Pull out every line below containing the word "level".

▶ DATA PROVIDED:
## start

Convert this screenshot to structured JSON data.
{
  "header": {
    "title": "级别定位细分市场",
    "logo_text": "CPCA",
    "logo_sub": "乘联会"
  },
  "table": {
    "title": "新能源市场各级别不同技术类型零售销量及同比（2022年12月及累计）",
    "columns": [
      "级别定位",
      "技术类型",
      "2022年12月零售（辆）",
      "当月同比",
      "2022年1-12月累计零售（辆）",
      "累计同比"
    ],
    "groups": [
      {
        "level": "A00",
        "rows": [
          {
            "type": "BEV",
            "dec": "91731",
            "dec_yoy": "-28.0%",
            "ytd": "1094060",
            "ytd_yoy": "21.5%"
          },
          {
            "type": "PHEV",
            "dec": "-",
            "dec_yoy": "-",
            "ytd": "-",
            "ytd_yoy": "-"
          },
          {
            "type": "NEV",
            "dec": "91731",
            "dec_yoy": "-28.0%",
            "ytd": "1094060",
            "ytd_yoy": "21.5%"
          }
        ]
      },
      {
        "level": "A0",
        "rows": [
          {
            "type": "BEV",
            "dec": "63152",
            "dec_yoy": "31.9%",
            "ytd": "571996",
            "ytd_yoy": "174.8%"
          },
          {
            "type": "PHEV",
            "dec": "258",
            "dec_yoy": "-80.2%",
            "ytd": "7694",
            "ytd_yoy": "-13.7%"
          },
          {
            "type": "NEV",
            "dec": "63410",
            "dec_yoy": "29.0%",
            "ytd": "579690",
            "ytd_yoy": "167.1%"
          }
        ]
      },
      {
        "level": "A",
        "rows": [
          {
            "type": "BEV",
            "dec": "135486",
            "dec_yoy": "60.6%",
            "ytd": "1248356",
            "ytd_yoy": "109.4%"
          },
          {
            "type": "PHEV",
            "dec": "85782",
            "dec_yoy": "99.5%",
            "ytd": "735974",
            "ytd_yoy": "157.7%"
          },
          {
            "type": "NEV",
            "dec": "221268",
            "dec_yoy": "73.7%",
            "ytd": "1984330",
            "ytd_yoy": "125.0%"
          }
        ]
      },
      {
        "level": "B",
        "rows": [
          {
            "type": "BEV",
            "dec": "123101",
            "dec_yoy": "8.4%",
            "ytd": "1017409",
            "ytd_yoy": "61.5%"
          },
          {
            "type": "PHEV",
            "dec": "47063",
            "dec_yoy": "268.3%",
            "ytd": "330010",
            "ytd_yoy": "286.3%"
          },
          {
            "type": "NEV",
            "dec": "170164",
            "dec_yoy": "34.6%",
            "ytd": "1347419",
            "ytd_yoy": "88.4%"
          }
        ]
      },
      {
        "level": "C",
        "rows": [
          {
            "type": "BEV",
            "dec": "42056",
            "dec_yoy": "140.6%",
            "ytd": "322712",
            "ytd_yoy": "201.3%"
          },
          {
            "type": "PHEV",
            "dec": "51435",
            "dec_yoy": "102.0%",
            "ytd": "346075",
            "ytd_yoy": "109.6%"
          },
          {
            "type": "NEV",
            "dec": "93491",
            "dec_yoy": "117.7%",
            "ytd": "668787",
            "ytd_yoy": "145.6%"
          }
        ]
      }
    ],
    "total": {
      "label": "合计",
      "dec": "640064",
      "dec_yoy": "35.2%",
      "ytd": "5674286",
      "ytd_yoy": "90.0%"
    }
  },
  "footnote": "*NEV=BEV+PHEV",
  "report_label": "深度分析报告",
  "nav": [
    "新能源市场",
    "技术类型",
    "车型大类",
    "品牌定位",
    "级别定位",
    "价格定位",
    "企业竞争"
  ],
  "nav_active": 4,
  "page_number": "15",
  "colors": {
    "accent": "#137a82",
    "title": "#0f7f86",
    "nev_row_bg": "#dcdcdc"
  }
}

## end

▶ REPLY:
        "level": "A00",
        "level": "A0",
        "level": "A",
        "level": "B",
        "level": "C",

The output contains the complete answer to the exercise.